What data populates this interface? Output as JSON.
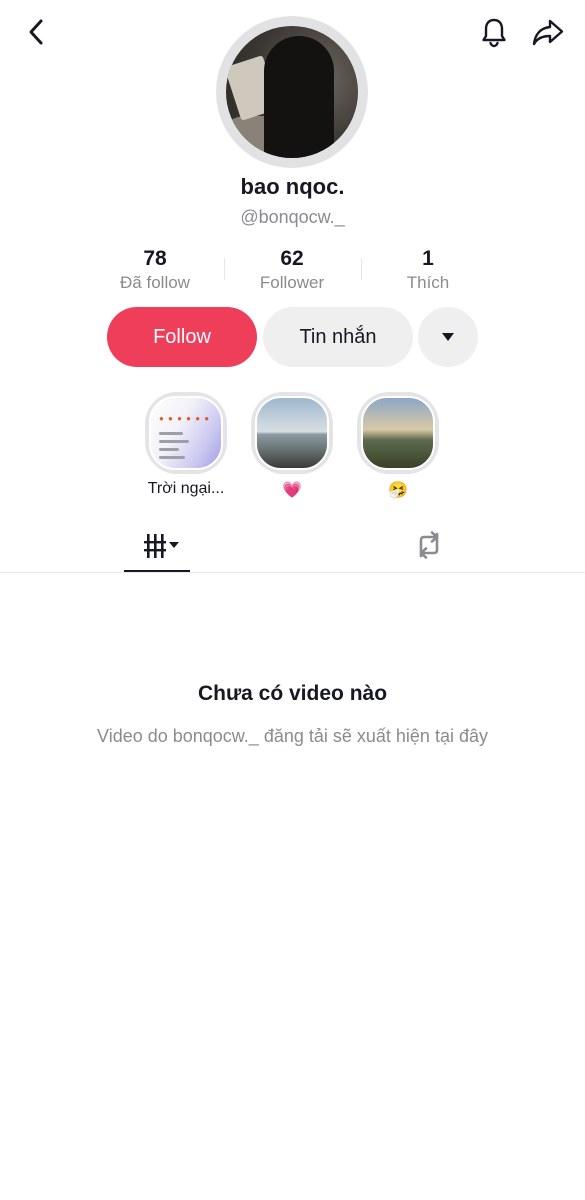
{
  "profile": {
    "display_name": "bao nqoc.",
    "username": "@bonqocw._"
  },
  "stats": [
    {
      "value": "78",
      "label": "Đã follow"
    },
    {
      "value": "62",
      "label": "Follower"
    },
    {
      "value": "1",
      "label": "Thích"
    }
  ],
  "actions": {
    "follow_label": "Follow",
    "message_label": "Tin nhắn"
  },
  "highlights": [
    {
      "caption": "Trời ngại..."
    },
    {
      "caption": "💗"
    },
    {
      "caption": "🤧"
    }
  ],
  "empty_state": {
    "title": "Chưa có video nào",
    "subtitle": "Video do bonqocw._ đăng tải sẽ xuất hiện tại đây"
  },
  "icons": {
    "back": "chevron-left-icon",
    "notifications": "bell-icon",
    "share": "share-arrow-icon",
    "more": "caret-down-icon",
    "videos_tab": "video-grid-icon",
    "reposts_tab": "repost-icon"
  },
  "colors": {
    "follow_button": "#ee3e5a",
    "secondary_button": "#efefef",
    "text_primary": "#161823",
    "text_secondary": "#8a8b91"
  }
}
════════════════
• _Goal_
All entries are to be retyped exactly. Omit any embedded images.

• _The completed task_
What data populates this interface? Output as JSON.
{
  "profile": {
    "display_name": "bao nqoc.",
    "username": "@bonqocw._"
  },
  "stats": [
    {
      "value": "78",
      "label": "Đã follow"
    },
    {
      "value": "62",
      "label": "Follower"
    },
    {
      "value": "1",
      "label": "Thích"
    }
  ],
  "actions": {
    "follow_label": "Follow",
    "message_label": "Tin nhắn"
  },
  "highlights": [
    {
      "caption": "Trời ngại..."
    },
    {
      "caption": "💗"
    },
    {
      "caption": "🤧"
    }
  ],
  "empty_state": {
    "title": "Chưa có video nào",
    "subtitle": "Video do bonqocw._ đăng tải sẽ xuất hiện tại đây"
  },
  "icons": {
    "back": "chevron-left-icon",
    "notifications": "bell-icon",
    "share": "share-arrow-icon",
    "more": "caret-down-icon",
    "videos_tab": "video-grid-icon",
    "reposts_tab": "repost-icon"
  },
  "colors": {
    "follow_button": "#ee3e5a",
    "secondary_button": "#efefef",
    "text_primary": "#161823",
    "text_secondary": "#8a8b91"
  }
}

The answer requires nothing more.